▶ **AIM OF THE TASK**
Scan the lines below for the string "icon" and copy every one that has it.

# # # #

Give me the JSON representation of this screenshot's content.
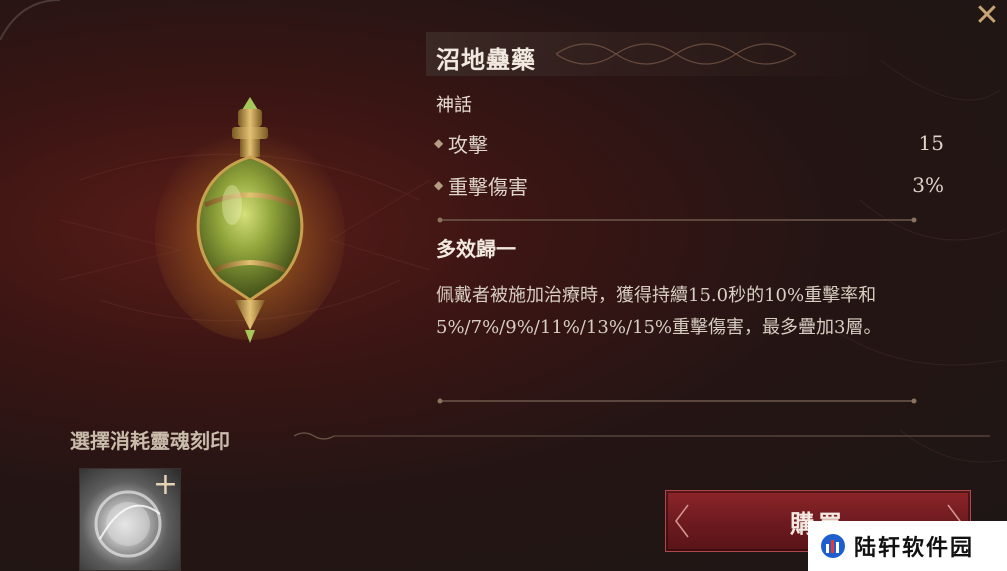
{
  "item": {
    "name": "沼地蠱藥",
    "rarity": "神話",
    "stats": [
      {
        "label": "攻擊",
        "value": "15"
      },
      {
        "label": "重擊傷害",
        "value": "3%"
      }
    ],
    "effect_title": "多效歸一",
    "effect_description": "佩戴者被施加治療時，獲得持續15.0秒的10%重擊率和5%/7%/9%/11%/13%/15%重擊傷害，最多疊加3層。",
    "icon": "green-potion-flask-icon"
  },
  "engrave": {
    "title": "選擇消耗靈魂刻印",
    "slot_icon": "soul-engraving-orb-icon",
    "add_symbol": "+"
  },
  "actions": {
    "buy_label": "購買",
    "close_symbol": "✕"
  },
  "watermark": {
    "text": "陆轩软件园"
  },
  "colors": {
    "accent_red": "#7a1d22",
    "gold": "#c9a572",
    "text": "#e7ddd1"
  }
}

# # # #

▶ **TASK OUTPUT**
    "icon": "green-potion-flask-icon"
    "slot_icon": "soul-engraving-orb-icon",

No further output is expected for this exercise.